- Source records:
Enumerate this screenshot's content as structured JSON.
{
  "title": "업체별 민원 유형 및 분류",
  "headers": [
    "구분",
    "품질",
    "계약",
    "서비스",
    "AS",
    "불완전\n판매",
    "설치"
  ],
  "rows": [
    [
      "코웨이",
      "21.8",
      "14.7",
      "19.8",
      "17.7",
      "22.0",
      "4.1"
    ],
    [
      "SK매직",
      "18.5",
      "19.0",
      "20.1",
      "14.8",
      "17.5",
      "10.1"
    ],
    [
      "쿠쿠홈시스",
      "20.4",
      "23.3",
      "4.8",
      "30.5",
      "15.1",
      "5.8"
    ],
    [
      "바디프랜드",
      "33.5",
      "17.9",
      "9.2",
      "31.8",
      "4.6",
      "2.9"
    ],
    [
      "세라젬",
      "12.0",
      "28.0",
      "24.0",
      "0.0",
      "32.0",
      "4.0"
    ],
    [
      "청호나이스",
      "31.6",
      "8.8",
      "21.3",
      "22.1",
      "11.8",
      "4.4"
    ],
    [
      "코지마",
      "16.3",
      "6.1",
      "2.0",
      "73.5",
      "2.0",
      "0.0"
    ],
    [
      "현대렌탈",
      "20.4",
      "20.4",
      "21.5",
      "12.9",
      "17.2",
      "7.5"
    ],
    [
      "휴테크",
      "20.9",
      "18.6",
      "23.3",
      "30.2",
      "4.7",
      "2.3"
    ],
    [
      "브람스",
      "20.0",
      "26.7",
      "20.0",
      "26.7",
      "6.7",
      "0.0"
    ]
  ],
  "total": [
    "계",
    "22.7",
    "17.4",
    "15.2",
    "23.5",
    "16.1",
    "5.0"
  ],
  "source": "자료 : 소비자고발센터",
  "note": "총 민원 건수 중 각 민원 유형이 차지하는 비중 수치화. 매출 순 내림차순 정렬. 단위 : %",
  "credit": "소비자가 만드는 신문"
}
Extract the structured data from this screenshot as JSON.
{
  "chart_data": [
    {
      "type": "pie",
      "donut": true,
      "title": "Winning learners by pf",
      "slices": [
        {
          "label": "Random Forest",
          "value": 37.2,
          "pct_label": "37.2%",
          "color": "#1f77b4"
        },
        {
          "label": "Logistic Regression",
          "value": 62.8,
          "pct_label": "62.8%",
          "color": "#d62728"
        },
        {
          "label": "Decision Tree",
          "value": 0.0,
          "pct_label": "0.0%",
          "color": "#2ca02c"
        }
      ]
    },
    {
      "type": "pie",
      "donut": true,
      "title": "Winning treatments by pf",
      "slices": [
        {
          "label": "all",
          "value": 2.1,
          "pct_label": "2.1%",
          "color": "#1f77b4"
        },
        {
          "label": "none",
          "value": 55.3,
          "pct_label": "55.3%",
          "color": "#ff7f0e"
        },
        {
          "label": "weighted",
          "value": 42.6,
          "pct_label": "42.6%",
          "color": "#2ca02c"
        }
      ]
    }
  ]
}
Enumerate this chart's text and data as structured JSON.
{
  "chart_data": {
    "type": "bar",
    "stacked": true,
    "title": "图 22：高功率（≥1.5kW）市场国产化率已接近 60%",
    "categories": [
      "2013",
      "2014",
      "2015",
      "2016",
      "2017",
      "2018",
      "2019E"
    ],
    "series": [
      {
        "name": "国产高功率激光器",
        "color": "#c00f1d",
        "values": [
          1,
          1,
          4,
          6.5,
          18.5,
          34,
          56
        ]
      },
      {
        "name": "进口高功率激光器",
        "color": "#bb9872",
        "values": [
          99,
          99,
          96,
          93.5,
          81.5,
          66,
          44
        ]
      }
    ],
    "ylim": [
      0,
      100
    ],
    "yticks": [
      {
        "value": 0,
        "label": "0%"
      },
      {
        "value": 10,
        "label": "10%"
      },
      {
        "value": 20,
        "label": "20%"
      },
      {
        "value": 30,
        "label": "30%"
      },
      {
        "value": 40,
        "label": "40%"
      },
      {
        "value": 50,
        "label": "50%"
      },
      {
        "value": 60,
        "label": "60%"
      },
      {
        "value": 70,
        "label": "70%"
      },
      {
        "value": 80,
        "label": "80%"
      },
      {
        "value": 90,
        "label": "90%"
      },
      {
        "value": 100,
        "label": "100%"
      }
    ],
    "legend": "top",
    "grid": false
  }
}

- Your objective:
Where a line in the entries holds the word "this", copy that line.

- Full output:
Enumerate this screenshot's content as structured JSON.
Extract the structured data from this screenshot as JSON.
Enumerate this chart's text and data as structured JSON.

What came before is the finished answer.